start Record set

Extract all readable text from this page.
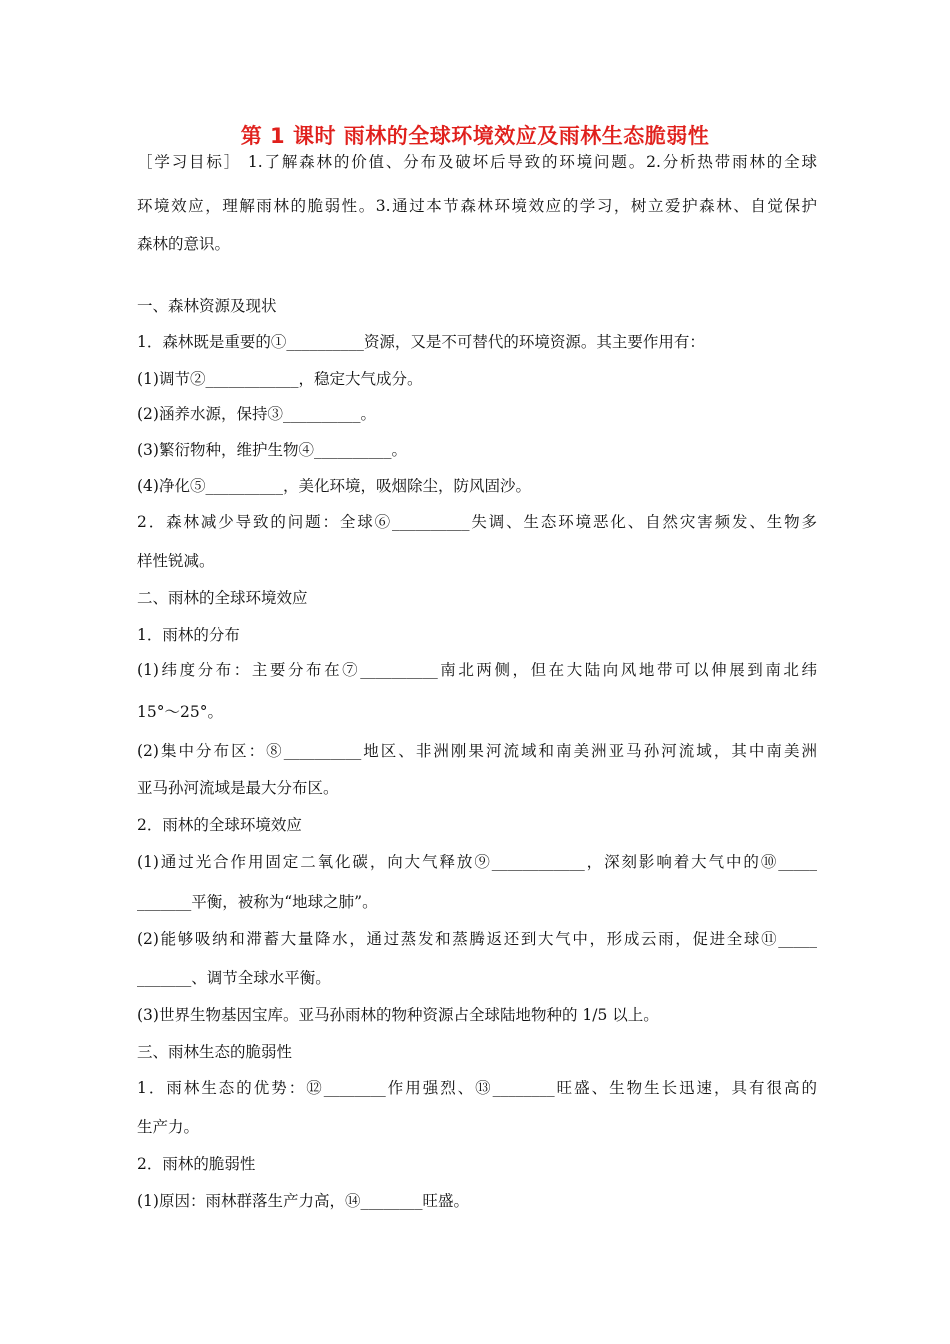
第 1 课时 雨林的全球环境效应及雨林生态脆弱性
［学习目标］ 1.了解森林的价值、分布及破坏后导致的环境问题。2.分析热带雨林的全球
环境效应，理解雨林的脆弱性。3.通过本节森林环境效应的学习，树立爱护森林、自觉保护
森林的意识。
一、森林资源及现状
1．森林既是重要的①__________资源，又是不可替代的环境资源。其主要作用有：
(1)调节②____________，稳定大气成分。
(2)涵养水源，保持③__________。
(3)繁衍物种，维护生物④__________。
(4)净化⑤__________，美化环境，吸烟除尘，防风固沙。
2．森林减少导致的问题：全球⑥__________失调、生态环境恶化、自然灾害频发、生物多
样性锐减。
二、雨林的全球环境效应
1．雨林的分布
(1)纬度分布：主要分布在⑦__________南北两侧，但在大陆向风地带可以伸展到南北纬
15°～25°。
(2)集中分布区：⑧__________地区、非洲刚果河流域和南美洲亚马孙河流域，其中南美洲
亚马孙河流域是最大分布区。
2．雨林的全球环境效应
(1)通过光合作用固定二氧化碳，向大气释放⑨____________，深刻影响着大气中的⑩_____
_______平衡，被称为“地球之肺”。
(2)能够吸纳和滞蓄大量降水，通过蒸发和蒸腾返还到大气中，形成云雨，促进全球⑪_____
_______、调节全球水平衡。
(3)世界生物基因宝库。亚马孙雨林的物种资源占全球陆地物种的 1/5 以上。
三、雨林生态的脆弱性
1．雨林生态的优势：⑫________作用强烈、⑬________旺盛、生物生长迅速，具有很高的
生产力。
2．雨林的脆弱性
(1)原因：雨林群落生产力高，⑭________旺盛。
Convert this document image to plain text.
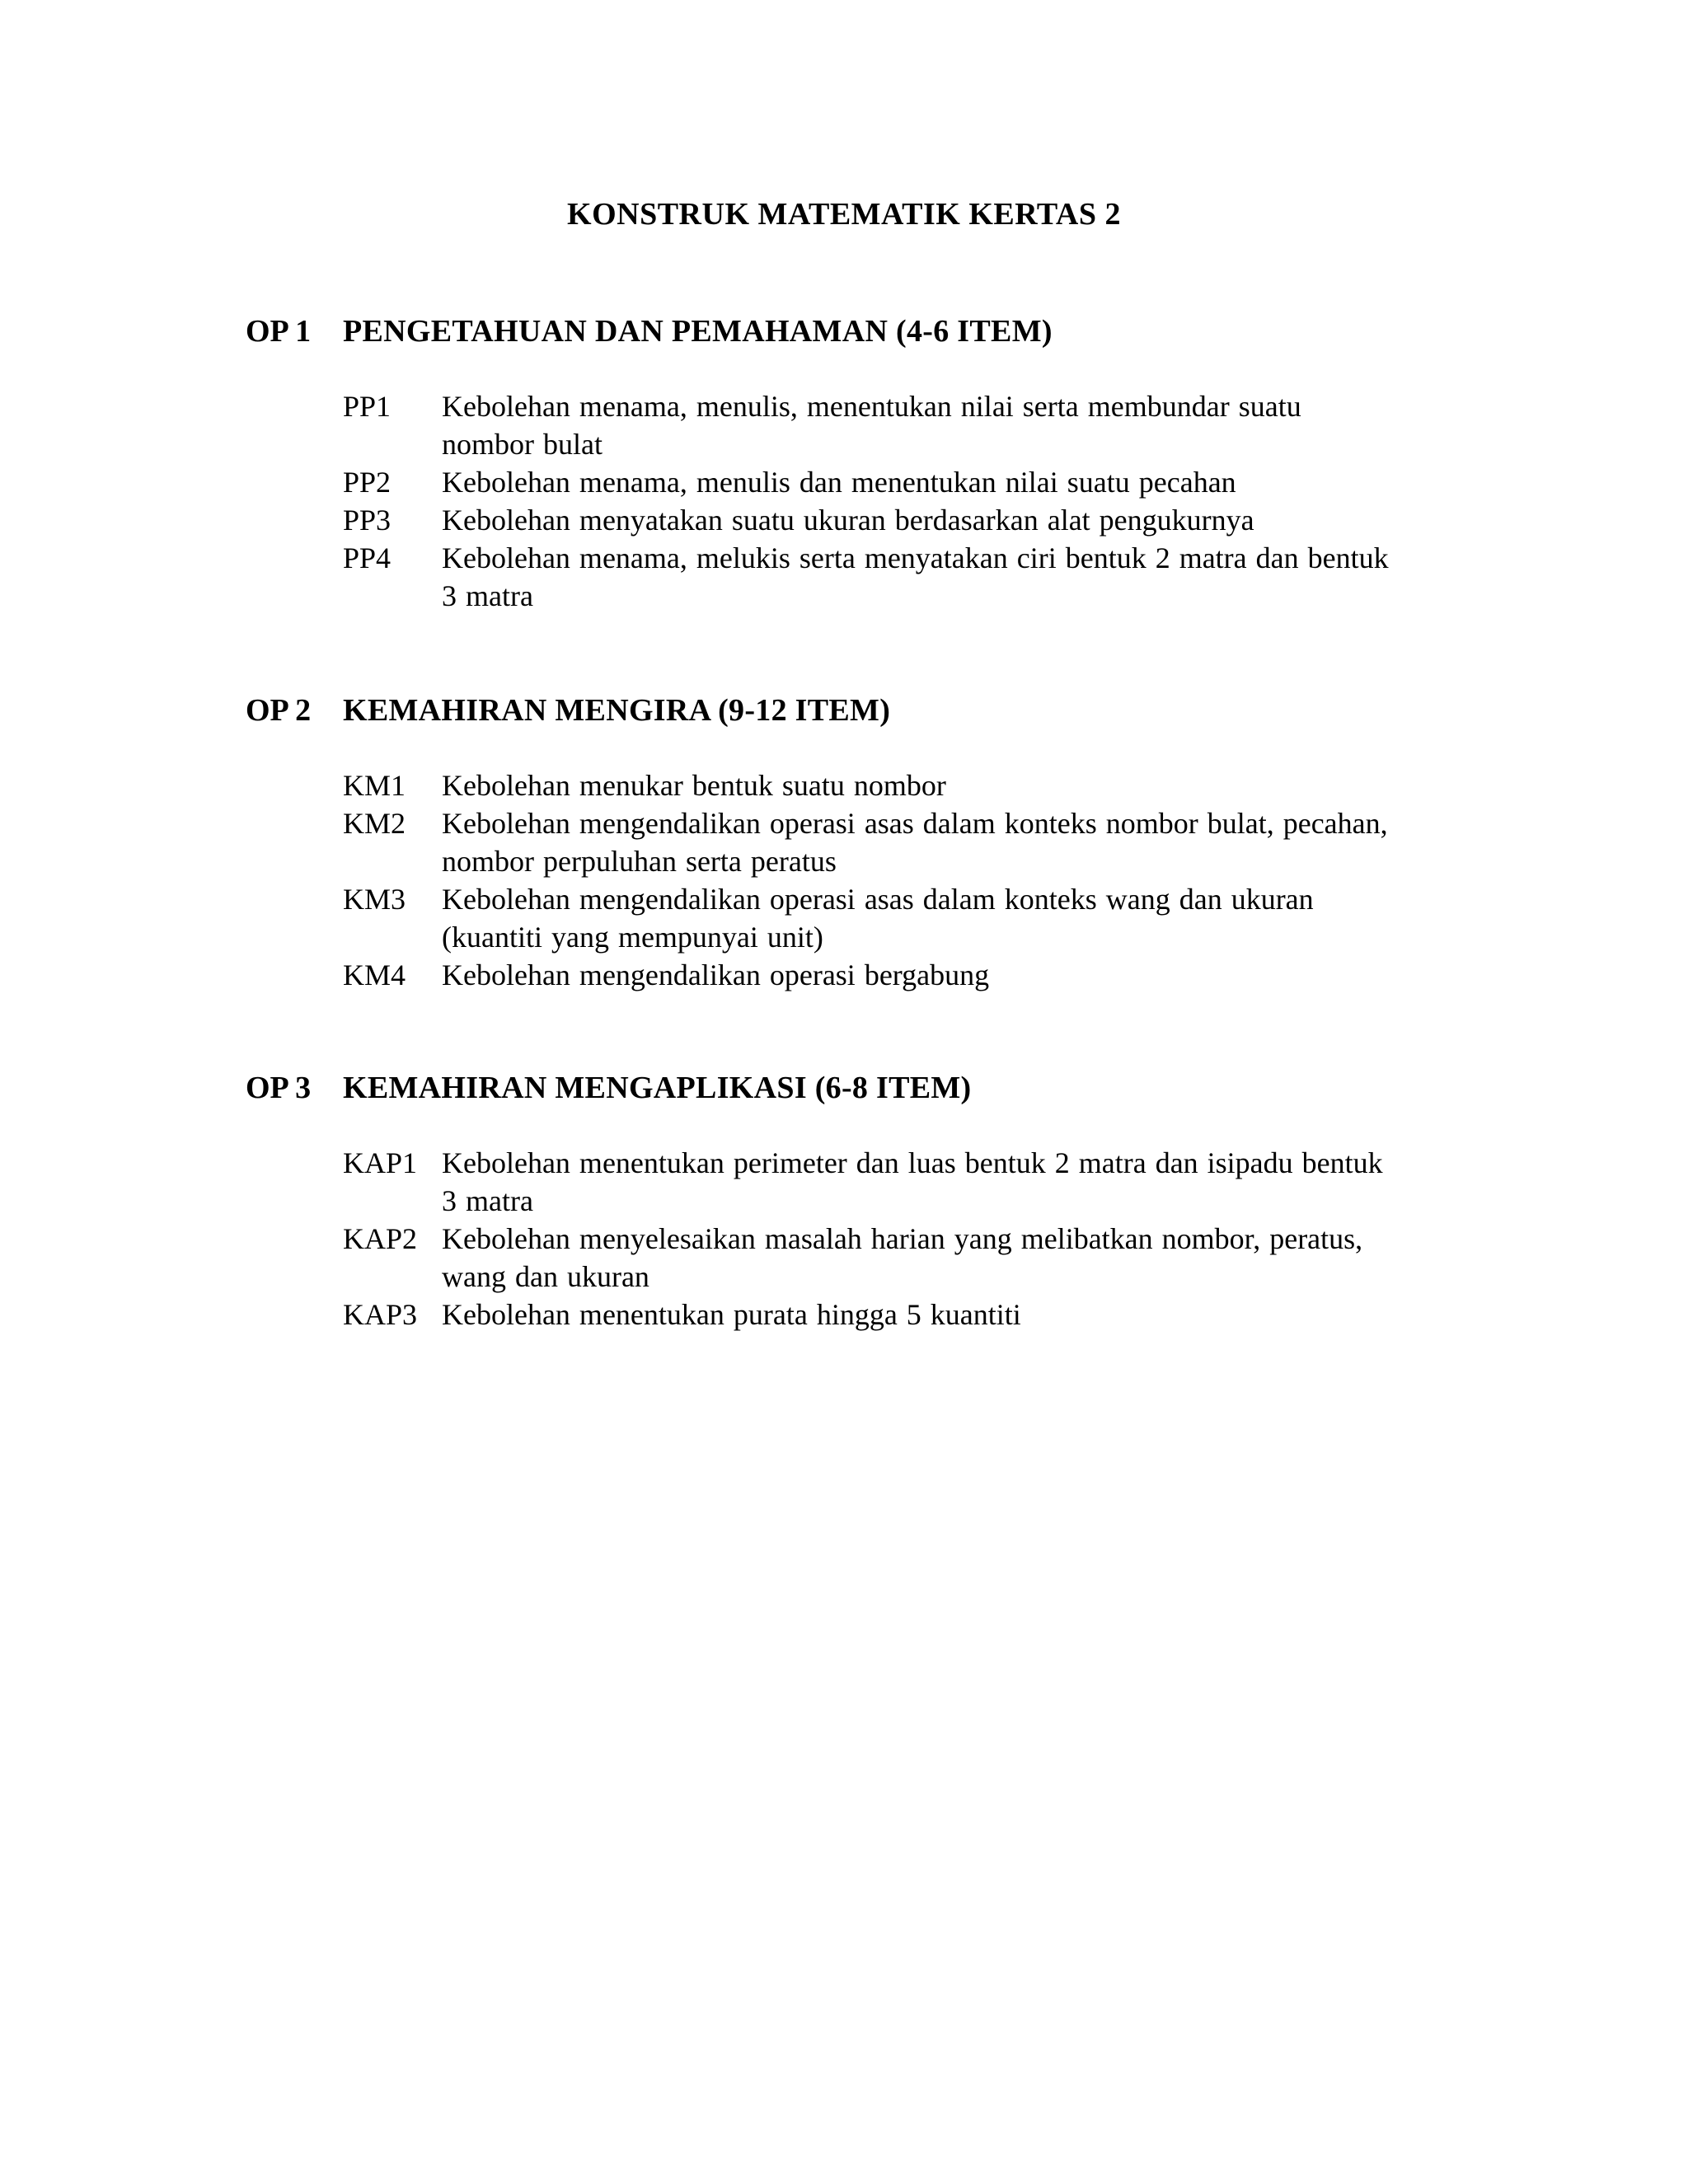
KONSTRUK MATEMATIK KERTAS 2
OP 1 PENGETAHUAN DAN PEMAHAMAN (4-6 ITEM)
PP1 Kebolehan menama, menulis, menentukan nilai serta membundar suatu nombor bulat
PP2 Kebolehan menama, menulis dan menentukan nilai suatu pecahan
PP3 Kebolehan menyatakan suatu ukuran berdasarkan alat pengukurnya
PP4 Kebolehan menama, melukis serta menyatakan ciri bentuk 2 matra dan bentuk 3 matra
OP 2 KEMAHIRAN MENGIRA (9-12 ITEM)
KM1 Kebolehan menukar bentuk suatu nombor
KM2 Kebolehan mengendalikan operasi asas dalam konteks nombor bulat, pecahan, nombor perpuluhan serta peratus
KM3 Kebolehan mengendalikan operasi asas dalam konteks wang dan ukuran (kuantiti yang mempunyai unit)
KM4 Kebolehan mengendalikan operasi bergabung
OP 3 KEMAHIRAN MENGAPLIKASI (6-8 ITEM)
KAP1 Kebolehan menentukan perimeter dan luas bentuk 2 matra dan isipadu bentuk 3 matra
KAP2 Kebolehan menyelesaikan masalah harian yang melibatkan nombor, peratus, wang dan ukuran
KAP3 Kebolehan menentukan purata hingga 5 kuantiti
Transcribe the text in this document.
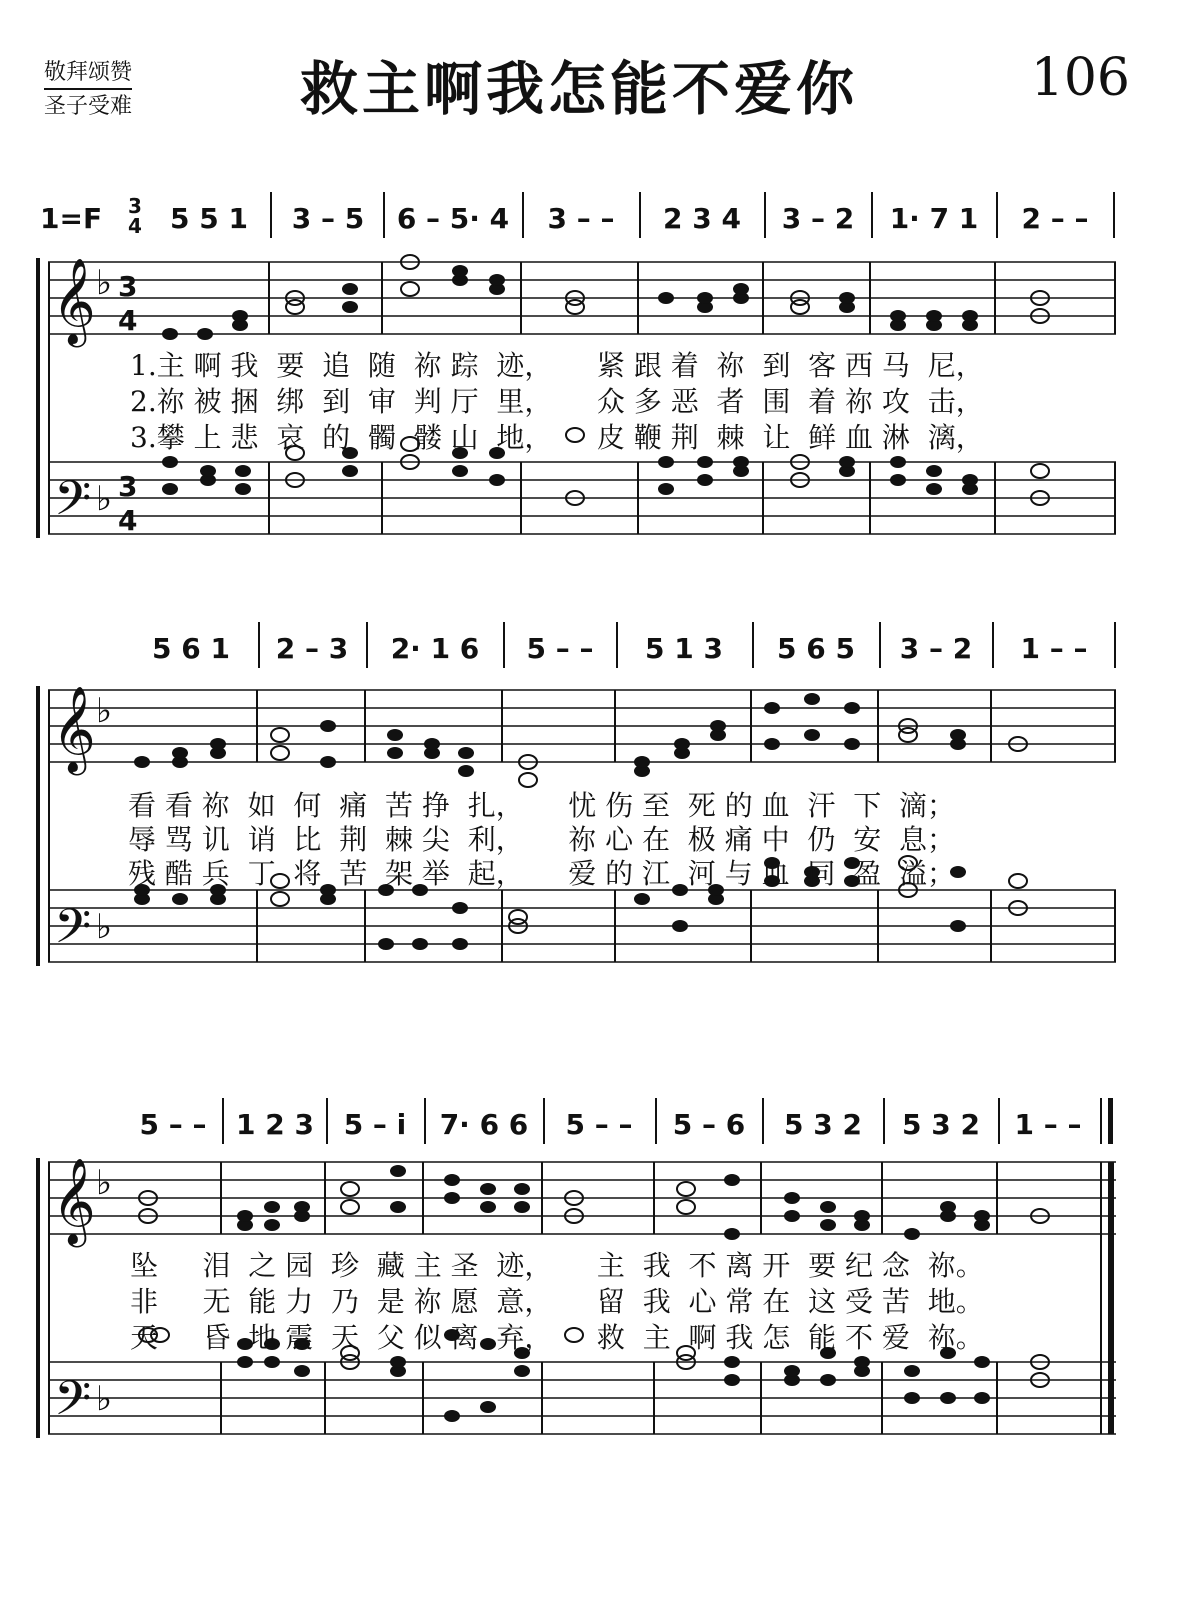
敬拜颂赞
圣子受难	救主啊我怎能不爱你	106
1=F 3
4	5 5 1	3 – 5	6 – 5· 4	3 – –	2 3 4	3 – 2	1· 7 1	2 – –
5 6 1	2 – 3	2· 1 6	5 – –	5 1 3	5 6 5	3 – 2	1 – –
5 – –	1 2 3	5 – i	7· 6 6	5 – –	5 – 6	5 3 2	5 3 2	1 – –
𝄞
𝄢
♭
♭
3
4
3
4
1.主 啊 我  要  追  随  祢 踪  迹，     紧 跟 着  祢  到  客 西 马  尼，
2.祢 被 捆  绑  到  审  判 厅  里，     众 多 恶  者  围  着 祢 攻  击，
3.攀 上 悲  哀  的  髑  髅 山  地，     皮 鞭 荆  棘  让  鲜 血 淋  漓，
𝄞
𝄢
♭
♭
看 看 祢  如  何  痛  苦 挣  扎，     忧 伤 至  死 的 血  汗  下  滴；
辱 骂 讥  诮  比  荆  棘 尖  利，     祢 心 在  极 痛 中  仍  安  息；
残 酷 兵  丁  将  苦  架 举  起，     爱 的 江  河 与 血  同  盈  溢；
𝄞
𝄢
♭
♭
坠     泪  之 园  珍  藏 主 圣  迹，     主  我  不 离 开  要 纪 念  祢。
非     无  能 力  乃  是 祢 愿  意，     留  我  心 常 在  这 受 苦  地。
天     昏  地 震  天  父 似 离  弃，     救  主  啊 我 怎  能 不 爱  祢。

end Record set

What you return should match the records above word for word, minus the pictures.

▶ [Final result]:
Extract all readable text from this page.
第 1 课时 雨林的全球环境效应及雨林生态脆弱性
［学习目标］ 1.了解森林的价值、分布及破坏后导致的环境问题。2.分析热带雨林的全球
环境效应，理解雨林的脆弱性。3.通过本节森林环境效应的学习，树立爱护森林、自觉保护
森林的意识。
一、森林资源及现状
1．森林既是重要的①__________资源，又是不可替代的环境资源。其主要作用有：
(1)调节②____________，稳定大气成分。
(2)涵养水源，保持③__________。
(3)繁衍物种，维护生物④__________。
(4)净化⑤__________，美化环境，吸烟除尘，防风固沙。
2．森林减少导致的问题：全球⑥__________失调、生态环境恶化、自然灾害频发、生物多
样性锐减。
二、雨林的全球环境效应
1．雨林的分布
(1)纬度分布：主要分布在⑦__________南北两侧，但在大陆向风地带可以伸展到南北纬
15°～25°。
(2)集中分布区：⑧__________地区、非洲刚果河流域和南美洲亚马孙河流域，其中南美洲
亚马孙河流域是最大分布区。
2．雨林的全球环境效应
(1)通过光合作用固定二氧化碳，向大气释放⑨____________，深刻影响着大气中的⑩_____
_______平衡，被称为“地球之肺”。
(2)能够吸纳和滞蓄大量降水，通过蒸发和蒸腾返还到大气中，形成云雨，促进全球⑪_____
_______、调节全球水平衡。
(3)世界生物基因宝库。亚马孙雨林的物种资源占全球陆地物种的 1/5 以上。
三、雨林生态的脆弱性
1．雨林生态的优势：⑫________作用强烈、⑬________旺盛、生物生长迅速，具有很高的
生产力。
2．雨林的脆弱性
(1)原因：雨林群落生产力高，⑭________旺盛。
Convert this document image to plain text.
KONSTRUK MATEMATIK KERTAS 2
OP 1 PENGETAHUAN DAN PEMAHAMAN (4-6 ITEM)
PP1 Kebolehan menama, menulis, menentukan nilai serta membundar suatu nombor bulat
PP2 Kebolehan menama, menulis dan menentukan nilai suatu pecahan
PP3 Kebolehan menyatakan suatu ukuran berdasarkan alat pengukurnya
PP4 Kebolehan menama, melukis serta menyatakan ciri bentuk 2 matra dan bentuk 3 matra
OP 2 KEMAHIRAN MENGIRA (9-12 ITEM)
KM1 Kebolehan menukar bentuk suatu nombor
KM2 Kebolehan mengendalikan operasi asas dalam konteks nombor bulat, pecahan, nombor perpuluhan serta peratus
KM3 Kebolehan mengendalikan operasi asas dalam konteks wang dan ukuran (kuantiti yang mempunyai unit)
KM4 Kebolehan mengendalikan operasi bergabung
OP 3 KEMAHIRAN MENGAPLIKASI (6-8 ITEM)
KAP1 Kebolehan menentukan perimeter dan luas bentuk 2 matra dan isipadu bentuk 3 matra
KAP2 Kebolehan menyelesaikan masalah harian yang melibatkan nombor, peratus, wang dan ukuran
KAP3 Kebolehan menentukan purata hingga 5 kuantiti
Transcribe the text in this document.
敬拜颂赞
圣子受难	救主啊我怎能不爱你	106
1=F 3
4	5 5 1	3 – 5	6 – 5· 4	3 – –	2 3 4	3 – 2	1· 7 1	2 – –
5 6 1	2 – 3	2· 1 6	5 – –	5 1 3	5 6 5	3 – 2	1 – –
5 – –	1 2 3	5 – i	7· 6 6	5 – –	5 – 6	5 3 2	5 3 2	1 – –
𝄞
𝄢
♭
♭
3
4
3
4
1.主 啊 我  要  追  随  祢 踪  迹，     紧 跟 着  祢  到  客 西 马  尼，
2.祢 被 捆  绑  到  审  判 厅  里，     众 多 恶  者  围  着 祢 攻  击，
3.攀 上 悲  哀  的  髑  髅 山  地，     皮 鞭 荆  棘  让  鲜 血 淋  漓，
𝄞
𝄢
♭
♭
看 看 祢  如  何  痛  苦 挣  扎，     忧 伤 至  死 的 血  汗  下  滴；
辱 骂 讥  诮  比  荆  棘 尖  利，     祢 心 在  极 痛 中  仍  安  息；
残 酷 兵  丁  将  苦  架 举  起，     爱 的 江  河 与 血  同  盈  溢；
𝄞
𝄢
♭
♭
坠     泪  之 园  珍  藏 主 圣  迹，     主  我  不 离 开  要 纪 念  祢。
非     无  能 力  乃  是 祢 愿  意，     留  我  心 常 在  这 受 苦  地。
天     昏  地 震  天  父 似 离  弃，     救  主  啊 我 怎  能 不 爱  祢。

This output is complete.